Required task>
Only lines holding the word "Michael" should be copied from the material.

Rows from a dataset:

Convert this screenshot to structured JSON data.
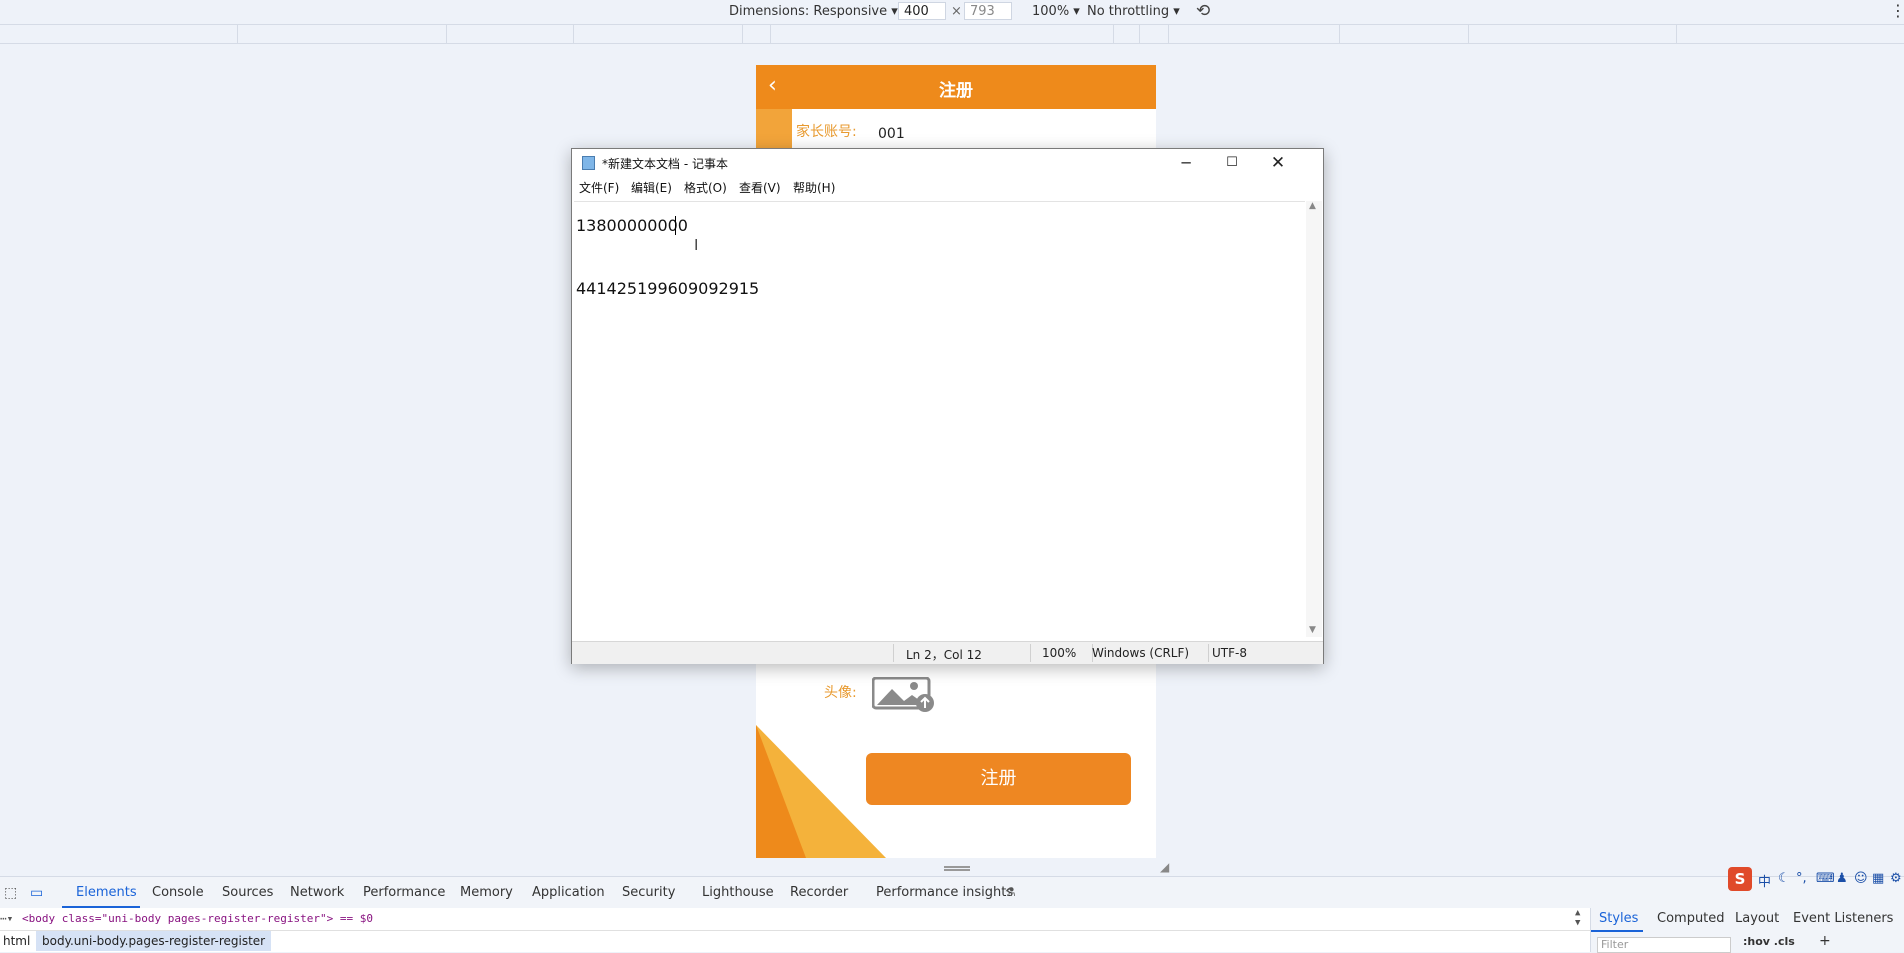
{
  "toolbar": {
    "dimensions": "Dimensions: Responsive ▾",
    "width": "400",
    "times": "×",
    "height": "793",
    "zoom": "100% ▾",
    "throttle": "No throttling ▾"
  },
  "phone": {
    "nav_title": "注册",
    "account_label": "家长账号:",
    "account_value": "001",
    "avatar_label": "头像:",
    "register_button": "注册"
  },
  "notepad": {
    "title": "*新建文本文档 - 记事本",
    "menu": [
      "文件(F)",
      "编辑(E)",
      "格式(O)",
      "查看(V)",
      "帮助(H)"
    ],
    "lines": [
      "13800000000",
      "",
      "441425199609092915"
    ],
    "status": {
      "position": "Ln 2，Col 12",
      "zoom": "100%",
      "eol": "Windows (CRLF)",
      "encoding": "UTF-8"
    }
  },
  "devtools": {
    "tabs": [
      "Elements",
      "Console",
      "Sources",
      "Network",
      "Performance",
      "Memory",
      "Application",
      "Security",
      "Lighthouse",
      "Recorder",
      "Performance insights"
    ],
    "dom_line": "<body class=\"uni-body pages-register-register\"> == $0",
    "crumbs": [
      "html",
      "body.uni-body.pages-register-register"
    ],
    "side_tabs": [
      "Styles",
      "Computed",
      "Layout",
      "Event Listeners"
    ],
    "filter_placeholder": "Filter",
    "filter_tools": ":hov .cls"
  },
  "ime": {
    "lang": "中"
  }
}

* * *

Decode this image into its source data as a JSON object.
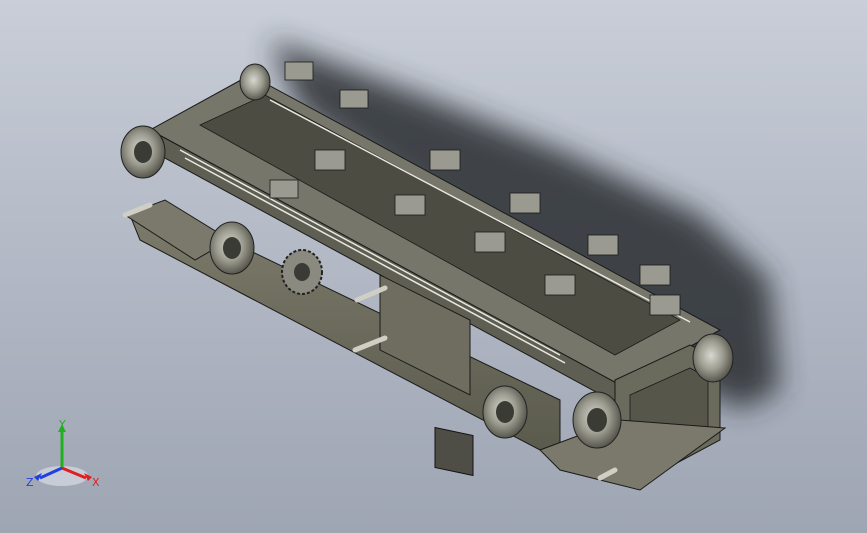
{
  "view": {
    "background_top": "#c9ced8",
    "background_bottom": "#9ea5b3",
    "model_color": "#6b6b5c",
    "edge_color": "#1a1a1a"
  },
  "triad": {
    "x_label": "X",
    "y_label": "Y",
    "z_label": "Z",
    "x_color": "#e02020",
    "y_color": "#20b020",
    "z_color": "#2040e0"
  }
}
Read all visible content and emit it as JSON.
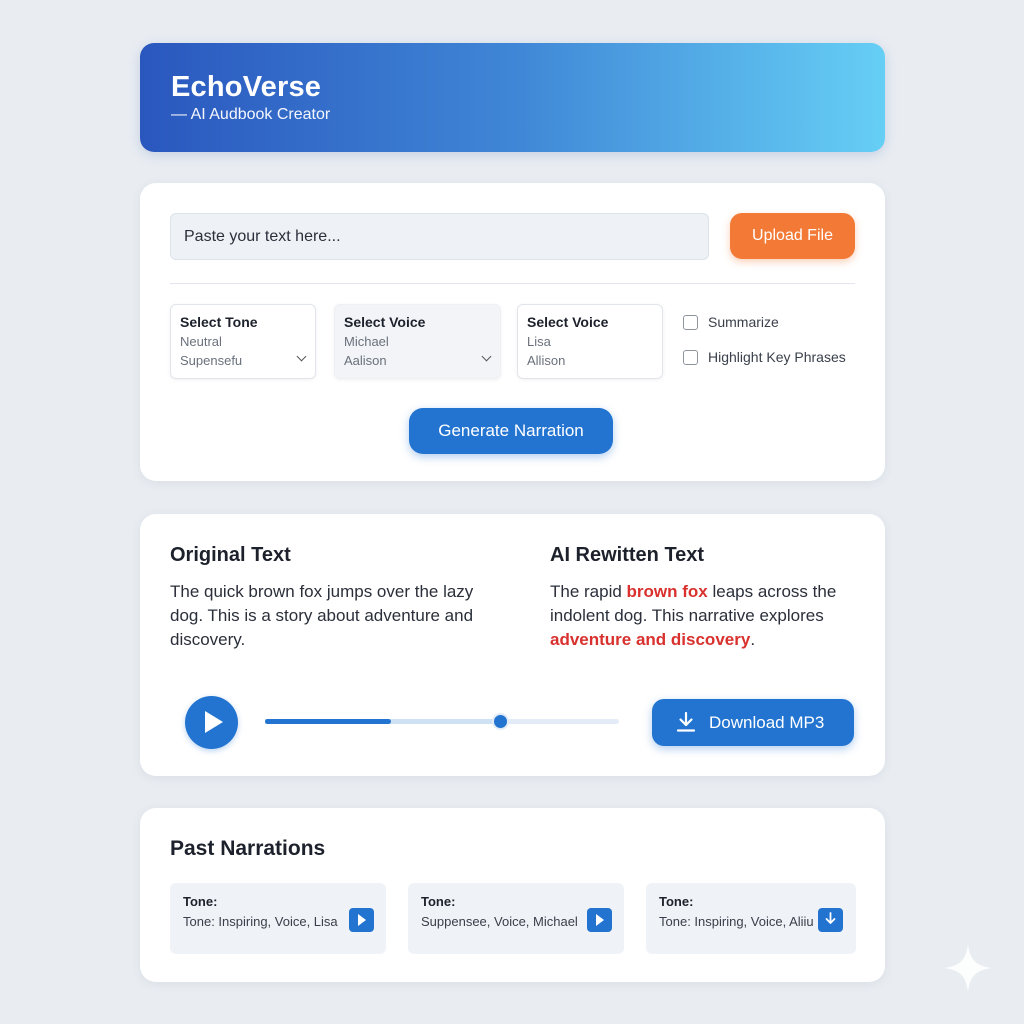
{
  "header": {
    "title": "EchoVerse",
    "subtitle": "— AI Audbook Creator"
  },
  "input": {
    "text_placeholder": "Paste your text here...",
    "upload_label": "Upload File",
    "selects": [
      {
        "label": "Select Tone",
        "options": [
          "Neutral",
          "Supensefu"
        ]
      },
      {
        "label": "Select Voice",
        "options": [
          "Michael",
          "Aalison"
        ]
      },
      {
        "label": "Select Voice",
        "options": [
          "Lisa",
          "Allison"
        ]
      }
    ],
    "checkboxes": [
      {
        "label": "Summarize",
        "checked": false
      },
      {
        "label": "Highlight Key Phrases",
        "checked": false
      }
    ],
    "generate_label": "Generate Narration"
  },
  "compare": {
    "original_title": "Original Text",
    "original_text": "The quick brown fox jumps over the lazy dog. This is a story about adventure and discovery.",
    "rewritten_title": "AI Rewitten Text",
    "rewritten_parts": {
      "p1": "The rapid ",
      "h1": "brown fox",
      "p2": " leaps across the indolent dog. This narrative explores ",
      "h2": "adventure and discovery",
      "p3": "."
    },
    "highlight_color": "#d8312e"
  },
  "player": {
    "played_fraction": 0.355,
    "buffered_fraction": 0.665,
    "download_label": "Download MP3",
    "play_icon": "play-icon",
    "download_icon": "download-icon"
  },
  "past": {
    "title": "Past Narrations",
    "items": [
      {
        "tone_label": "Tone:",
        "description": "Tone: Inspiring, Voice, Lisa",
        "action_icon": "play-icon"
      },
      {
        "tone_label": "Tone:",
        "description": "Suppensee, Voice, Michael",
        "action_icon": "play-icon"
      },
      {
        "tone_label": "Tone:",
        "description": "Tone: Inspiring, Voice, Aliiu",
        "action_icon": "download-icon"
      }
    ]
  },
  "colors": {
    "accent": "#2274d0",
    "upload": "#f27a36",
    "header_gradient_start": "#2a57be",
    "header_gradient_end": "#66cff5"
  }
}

...

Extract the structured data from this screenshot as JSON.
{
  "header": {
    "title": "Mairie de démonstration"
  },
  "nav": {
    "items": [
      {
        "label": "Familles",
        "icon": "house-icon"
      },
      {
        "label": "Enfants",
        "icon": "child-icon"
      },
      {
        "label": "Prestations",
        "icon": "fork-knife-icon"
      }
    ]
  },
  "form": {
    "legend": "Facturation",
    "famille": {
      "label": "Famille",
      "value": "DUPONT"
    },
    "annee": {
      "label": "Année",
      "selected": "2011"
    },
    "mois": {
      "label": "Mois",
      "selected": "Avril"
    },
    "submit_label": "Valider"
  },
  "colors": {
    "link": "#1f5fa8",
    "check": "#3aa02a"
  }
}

Response for this exercise>
          "Michael",
        "description": "Suppensee, Voice, Michael",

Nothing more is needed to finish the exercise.